**BRIEF**
Copy the passage on hip-hop albums below word for word, starting at "If a Mt. Rushmore" and continuing up to and including "an absolute must-listen.".

─── PASSAGE TO READ ───

Sometimes it doesn’t get any better than an artist or groups debut album and that is the case with Souls of Mischief’s "93 ‘til Infinity." This is by far the biggest album of their career and the group showed they were truly to be respected as MC’s with this project. The title track serves as one of the greatest hip-hop records of all-time and it even serves as direct influence on a guy such as Kanye West who has given the group its props, as well as producer Just Blaze. This serves as the pinnacle of Souls of Mischief, but it’s a damn good high to reach.
Mac Dre, "Thizzelle Washington"
If a Mt. Rushmore of Bay Area hip-hop legends were to be erected, it would be nearly impossible to leave off the late Mac Dre. His seventh studio album, Thizzelle Washington, is the home to his iconic record “Thizzle Dance” which serves as arguably the rappers biggest influence. He’s still such a beloved figure that he is still revered and idolized by some of hip-hop’s biggest stars. Drake has referenced Dre and his impact on the Bay Area multiple times in his music, and Thizzelle Washington is the album from him that is an absolute must-listen.

─── LISTED RECORDS ───

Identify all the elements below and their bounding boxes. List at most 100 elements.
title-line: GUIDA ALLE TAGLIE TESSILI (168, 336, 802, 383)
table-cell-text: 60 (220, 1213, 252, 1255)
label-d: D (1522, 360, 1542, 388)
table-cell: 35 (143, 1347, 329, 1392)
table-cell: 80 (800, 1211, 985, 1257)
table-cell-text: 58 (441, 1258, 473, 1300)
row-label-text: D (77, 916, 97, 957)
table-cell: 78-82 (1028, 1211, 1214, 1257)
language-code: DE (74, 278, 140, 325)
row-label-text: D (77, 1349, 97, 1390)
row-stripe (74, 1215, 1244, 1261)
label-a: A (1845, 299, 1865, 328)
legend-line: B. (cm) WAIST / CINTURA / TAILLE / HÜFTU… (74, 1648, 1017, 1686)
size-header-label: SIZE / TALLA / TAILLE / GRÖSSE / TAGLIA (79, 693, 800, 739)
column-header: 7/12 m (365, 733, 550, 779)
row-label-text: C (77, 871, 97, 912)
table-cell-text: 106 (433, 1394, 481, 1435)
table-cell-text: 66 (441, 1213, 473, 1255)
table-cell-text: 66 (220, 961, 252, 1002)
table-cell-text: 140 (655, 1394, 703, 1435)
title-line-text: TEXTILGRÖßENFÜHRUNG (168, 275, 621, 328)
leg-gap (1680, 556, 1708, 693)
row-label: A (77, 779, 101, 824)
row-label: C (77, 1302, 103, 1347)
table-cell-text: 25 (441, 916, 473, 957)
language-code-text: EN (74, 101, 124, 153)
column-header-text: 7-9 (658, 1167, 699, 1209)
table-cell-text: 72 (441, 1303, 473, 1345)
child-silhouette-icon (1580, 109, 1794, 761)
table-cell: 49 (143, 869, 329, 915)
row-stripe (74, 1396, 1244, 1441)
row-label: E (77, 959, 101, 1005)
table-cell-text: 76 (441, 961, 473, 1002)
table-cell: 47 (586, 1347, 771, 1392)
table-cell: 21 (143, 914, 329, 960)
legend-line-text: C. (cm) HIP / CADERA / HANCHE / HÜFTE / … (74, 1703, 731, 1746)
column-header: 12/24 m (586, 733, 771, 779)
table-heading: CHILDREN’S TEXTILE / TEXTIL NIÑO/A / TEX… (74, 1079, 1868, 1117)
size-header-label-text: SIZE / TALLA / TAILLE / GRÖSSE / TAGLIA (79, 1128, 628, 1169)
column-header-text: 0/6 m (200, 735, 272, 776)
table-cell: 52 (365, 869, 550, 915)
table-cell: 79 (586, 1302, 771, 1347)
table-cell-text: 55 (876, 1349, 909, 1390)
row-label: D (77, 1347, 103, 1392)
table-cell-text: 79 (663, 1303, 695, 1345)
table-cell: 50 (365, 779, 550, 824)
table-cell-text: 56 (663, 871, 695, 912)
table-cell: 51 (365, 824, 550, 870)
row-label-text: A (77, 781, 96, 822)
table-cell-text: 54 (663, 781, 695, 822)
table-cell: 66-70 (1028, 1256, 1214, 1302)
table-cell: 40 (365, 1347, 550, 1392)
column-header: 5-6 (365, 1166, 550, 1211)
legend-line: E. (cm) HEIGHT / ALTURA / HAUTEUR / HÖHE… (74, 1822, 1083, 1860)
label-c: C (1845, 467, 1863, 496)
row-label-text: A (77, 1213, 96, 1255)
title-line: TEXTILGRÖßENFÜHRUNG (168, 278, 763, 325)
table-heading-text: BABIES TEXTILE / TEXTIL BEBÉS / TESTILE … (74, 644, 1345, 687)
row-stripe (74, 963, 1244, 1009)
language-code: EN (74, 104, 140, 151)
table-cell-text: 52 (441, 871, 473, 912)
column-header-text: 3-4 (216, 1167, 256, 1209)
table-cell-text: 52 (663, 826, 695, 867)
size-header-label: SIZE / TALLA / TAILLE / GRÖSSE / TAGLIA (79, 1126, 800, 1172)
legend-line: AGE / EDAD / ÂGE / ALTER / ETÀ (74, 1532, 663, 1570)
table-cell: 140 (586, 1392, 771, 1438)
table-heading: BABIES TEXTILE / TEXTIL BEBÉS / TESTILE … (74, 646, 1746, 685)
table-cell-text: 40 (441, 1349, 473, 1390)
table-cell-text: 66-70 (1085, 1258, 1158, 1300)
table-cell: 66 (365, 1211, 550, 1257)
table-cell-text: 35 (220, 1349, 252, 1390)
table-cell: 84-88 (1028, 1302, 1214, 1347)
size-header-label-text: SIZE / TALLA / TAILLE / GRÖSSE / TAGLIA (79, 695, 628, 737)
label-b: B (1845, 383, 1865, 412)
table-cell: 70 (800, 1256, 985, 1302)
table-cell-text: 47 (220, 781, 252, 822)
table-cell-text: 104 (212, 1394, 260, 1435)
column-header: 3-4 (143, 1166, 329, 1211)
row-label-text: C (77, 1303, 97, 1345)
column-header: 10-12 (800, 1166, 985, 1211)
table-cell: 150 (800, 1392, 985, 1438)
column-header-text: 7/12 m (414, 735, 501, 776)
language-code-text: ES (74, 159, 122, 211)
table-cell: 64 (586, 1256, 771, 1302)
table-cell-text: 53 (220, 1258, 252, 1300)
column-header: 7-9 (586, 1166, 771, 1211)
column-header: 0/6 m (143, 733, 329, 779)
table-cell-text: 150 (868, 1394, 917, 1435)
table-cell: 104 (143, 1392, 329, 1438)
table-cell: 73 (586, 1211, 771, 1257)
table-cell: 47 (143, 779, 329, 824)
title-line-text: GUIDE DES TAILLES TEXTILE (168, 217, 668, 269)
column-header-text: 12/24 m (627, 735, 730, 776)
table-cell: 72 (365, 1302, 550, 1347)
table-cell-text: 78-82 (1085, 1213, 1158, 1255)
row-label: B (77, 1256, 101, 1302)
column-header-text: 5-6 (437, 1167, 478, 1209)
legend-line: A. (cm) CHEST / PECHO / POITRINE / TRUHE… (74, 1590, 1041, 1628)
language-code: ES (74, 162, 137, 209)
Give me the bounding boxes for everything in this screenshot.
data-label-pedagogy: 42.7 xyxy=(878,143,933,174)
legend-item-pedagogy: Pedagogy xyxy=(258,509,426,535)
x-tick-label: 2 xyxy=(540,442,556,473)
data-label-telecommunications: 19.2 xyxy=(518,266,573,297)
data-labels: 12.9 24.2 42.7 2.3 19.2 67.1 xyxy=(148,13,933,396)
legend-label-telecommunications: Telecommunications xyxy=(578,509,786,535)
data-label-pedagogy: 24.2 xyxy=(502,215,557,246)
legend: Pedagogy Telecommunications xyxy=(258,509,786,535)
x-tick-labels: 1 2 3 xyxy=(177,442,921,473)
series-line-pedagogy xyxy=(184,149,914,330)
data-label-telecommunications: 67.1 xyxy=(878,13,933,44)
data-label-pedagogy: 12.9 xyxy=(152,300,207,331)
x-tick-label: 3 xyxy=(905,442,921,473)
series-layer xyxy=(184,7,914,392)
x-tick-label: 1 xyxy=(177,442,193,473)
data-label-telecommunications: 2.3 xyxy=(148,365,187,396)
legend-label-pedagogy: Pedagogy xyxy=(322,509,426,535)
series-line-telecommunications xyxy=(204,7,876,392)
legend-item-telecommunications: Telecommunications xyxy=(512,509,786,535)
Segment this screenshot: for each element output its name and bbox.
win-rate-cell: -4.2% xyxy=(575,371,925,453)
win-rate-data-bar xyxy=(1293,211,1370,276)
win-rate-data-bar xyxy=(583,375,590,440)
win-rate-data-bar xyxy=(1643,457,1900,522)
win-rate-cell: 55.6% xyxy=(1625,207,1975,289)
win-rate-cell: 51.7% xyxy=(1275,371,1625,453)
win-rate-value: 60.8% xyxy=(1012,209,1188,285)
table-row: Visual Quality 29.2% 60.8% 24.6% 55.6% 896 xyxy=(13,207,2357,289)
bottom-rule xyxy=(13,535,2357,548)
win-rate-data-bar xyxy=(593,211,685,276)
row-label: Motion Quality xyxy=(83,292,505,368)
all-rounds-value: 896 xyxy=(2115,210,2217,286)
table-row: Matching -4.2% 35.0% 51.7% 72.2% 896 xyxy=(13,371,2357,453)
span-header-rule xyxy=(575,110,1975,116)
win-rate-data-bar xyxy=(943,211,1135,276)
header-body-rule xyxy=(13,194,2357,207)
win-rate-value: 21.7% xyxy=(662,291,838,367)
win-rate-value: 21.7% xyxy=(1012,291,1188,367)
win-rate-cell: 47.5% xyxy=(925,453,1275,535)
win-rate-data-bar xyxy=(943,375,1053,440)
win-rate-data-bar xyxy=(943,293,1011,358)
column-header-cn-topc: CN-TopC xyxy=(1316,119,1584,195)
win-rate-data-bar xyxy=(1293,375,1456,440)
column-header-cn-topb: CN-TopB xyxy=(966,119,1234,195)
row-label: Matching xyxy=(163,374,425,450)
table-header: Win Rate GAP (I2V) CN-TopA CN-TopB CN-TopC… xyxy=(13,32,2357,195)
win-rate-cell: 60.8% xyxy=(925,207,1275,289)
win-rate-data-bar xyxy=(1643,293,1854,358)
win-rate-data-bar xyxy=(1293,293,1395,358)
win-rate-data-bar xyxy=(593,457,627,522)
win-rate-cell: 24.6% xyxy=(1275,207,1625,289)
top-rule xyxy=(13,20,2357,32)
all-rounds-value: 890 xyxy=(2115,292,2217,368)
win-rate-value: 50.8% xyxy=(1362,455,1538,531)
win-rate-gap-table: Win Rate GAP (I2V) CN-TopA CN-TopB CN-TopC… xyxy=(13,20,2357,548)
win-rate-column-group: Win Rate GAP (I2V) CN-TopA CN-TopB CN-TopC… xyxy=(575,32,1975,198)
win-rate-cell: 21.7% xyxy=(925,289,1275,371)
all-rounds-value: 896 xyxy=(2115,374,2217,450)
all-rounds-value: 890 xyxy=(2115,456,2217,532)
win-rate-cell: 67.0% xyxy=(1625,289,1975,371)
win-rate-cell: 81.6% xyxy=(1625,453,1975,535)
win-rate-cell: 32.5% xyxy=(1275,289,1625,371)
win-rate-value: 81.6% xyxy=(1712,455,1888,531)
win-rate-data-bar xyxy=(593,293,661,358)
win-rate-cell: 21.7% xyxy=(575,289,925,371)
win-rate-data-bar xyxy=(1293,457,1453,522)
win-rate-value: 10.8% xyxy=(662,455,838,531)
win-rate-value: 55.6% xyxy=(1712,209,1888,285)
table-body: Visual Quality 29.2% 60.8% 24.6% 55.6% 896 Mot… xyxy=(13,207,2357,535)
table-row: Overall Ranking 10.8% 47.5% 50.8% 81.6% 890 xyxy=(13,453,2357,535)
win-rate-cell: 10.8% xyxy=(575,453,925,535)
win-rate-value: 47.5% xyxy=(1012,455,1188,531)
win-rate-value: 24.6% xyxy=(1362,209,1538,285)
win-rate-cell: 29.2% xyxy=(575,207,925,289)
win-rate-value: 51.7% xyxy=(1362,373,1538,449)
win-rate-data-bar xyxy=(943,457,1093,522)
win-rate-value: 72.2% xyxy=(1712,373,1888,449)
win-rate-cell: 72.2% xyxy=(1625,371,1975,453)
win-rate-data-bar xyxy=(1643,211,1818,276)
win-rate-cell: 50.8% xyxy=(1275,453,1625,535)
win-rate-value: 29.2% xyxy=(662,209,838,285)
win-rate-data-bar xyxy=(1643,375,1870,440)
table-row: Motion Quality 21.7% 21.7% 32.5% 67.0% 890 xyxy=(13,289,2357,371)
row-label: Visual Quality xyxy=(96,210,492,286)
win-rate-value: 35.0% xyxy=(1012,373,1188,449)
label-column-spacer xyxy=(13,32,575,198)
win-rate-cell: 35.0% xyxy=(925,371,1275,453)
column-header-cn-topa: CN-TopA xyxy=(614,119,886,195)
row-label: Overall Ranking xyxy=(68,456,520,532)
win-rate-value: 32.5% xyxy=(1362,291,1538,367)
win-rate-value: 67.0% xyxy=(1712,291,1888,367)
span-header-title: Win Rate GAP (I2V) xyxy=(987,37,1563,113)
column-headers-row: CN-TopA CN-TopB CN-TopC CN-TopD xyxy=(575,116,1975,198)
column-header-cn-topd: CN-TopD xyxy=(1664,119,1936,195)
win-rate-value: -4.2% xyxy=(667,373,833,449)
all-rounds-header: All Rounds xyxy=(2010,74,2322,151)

───

**WRITTEN RESPONSE**
If a Mt. Rushmore of Bay Area hip-hop legends were to be erected, it would be nearly impossible to leave off the late Mac Dre. His seventh studio album, Thizzelle Washington, is the home to his iconic record “Thizzle Dance” which serves as arguably the rappers biggest influence. He’s still such a beloved figure that he is still revered and idolized by some of hip-hop’s biggest stars. Drake has referenced Dre and his impact on the Bay Area multiple times in his music, and Thizzelle Washington is the album from him that is an absolute must-listen.